■ **The task**
Copy the full set of lines exactly as given.
-- start Input records --
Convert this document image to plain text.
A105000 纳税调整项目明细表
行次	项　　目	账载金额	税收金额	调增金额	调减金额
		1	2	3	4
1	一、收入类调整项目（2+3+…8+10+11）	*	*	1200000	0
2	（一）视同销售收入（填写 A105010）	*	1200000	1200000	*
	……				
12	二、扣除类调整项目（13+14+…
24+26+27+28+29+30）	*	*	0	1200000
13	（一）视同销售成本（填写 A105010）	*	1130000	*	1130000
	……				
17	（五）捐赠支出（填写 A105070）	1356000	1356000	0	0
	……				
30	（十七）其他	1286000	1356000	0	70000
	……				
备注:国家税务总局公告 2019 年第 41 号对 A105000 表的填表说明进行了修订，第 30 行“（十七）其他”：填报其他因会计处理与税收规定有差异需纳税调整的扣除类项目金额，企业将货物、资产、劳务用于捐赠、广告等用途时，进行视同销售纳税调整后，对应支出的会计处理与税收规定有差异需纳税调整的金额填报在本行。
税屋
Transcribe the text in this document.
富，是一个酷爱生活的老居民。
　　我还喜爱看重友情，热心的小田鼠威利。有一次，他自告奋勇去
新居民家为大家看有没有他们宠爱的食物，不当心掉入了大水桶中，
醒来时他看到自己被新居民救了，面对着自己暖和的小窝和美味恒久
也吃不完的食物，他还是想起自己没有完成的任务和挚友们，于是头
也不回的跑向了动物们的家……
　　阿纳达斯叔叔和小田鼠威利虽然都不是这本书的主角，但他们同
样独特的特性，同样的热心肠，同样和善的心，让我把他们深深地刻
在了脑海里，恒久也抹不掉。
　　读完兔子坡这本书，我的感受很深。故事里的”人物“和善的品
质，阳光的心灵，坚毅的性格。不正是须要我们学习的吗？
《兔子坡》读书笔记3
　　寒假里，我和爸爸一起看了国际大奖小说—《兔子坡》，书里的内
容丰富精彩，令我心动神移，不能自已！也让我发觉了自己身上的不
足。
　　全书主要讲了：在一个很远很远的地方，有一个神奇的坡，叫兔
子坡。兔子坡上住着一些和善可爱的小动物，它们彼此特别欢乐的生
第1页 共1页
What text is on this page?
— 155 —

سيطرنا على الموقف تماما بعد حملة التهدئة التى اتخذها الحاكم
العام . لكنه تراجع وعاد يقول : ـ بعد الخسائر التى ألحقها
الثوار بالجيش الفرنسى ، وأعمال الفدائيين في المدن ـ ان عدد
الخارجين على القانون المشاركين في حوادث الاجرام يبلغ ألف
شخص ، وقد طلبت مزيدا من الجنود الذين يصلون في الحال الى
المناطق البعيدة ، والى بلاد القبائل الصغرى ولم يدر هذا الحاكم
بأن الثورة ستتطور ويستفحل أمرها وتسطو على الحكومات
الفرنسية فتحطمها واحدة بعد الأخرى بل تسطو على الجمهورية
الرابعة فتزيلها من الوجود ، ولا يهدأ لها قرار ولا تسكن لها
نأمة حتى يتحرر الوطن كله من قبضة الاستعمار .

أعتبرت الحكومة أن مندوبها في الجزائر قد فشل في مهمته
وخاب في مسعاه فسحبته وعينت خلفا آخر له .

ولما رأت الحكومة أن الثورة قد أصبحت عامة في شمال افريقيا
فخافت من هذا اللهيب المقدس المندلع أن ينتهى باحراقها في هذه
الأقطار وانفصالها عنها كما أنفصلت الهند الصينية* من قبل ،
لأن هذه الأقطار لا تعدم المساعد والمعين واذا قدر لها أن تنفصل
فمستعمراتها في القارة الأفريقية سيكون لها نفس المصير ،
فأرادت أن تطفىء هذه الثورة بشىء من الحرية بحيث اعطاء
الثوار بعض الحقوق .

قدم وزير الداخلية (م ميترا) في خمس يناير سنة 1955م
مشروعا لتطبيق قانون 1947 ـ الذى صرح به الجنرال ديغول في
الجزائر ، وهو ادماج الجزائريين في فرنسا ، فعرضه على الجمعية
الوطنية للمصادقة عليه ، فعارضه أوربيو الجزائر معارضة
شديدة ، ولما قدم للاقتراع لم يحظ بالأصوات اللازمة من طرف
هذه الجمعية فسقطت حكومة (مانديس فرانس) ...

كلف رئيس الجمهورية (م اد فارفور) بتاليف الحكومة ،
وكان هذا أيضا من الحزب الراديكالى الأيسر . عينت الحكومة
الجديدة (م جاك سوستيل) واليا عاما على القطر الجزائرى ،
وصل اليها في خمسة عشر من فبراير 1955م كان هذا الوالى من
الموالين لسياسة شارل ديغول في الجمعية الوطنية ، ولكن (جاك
-- end Input records --
■ **Solution for this problem**
Convert this document image to plain text.
A105000 纳税调整项目明细表
行次	项　　目	账载金额	税收金额	调增金额	调减金额
		1	2	3	4
1	一、收入类调整项目（2+3+…8+10+11）	*	*	1200000	0
2	（一）视同销售收入（填写 A105010）	*	1200000	1200000	*
	……				
12	二、扣除类调整项目（13+14+…
24+26+27+28+29+30）	*	*	0	1200000
13	（一）视同销售成本（填写 A105010）	*	1130000	*	1130000
	……				
17	（五）捐赠支出（填写 A105070）	1356000	1356000	0	0
	……				
30	（十七）其他	1286000	1356000	0	70000
	……				
备注:国家税务总局公告 2019 年第 41 号对 A105000 表的填表说明进行了修订，第 30 行“（十七）其他”：填报其他因会计处理与税收规定有差异需纳税调整的扣除类项目金额，企业将货物、资产、劳务用于捐赠、广告等用途时，进行视同销售纳税调整后，对应支出的会计处理与税收规定有差异需纳税调整的金额填报在本行。
税屋
Transcribe the text in this document.
富，是一个酷爱生活的老居民。
　　我还喜爱看重友情，热心的小田鼠威利。有一次，他自告奋勇去
新居民家为大家看有没有他们宠爱的食物，不当心掉入了大水桶中，
醒来时他看到自己被新居民救了，面对着自己暖和的小窝和美味恒久
也吃不完的食物，他还是想起自己没有完成的任务和挚友们，于是头
也不回的跑向了动物们的家……
　　阿纳达斯叔叔和小田鼠威利虽然都不是这本书的主角，但他们同
样独特的特性，同样的热心肠，同样和善的心，让我把他们深深地刻
在了脑海里，恒久也抹不掉。
　　读完兔子坡这本书，我的感受很深。故事里的”人物“和善的品
质，阳光的心灵，坚毅的性格。不正是须要我们学习的吗？
《兔子坡》读书笔记3
　　寒假里，我和爸爸一起看了国际大奖小说—《兔子坡》，书里的内
容丰富精彩，令我心动神移，不能自已！也让我发觉了自己身上的不
足。
　　全书主要讲了：在一个很远很远的地方，有一个神奇的坡，叫兔
子坡。兔子坡上住着一些和善可爱的小动物，它们彼此特别欢乐的生
第1页 共1页
What text is on this page?
— 155 —

سيطرنا على الموقف تماما بعد حملة التهدئة التى اتخذها الحاكم
العام . لكنه تراجع وعاد يقول : ـ بعد الخسائر التى ألحقها
الثوار بالجيش الفرنسى ، وأعمال الفدائيين في المدن ـ ان عدد
الخارجين على القانون المشاركين في حوادث الاجرام يبلغ ألف
شخص ، وقد طلبت مزيدا من الجنود الذين يصلون في الحال الى
المناطق البعيدة ، والى بلاد القبائل الصغرى ولم يدر هذا الحاكم
بأن الثورة ستتطور ويستفحل أمرها وتسطو على الحكومات
الفرنسية فتحطمها واحدة بعد الأخرى بل تسطو على الجمهورية
الرابعة فتزيلها من الوجود ، ولا يهدأ لها قرار ولا تسكن لها
نأمة حتى يتحرر الوطن كله من قبضة الاستعمار .

أعتبرت الحكومة أن مندوبها في الجزائر قد فشل في مهمته
وخاب في مسعاه فسحبته وعينت خلفا آخر له .

ولما رأت الحكومة أن الثورة قد أصبحت عامة في شمال افريقيا
فخافت من هذا اللهيب المقدس المندلع أن ينتهى باحراقها في هذه
الأقطار وانفصالها عنها كما أنفصلت الهند الصينية* من قبل ،
لأن هذه الأقطار لا تعدم المساعد والمعين واذا قدر لها أن تنفصل
فمستعمراتها في القارة الأفريقية سيكون لها نفس المصير ،
فأرادت أن تطفىء هذه الثورة بشىء من الحرية بحيث اعطاء
الثوار بعض الحقوق .

قدم وزير الداخلية (م ميترا) في خمس يناير سنة 1955م
مشروعا لتطبيق قانون 1947 ـ الذى صرح به الجنرال ديغول في
الجزائر ، وهو ادماج الجزائريين في فرنسا ، فعرضه على الجمعية
الوطنية للمصادقة عليه ، فعارضه أوربيو الجزائر معارضة
شديدة ، ولما قدم للاقتراع لم يحظ بالأصوات اللازمة من طرف
هذه الجمعية فسقطت حكومة (مانديس فرانس) ...

كلف رئيس الجمهورية (م اد فارفور) بتاليف الحكومة ،
وكان هذا أيضا من الحزب الراديكالى الأيسر . عينت الحكومة
الجديدة (م جاك سوستيل) واليا عاما على القطر الجزائرى ،
وصل اليها في خمسة عشر من فبراير 1955م كان هذا الوالى من
الموالين لسياسة شارل ديغول في الجمعية الوطنية ، ولكن (جاك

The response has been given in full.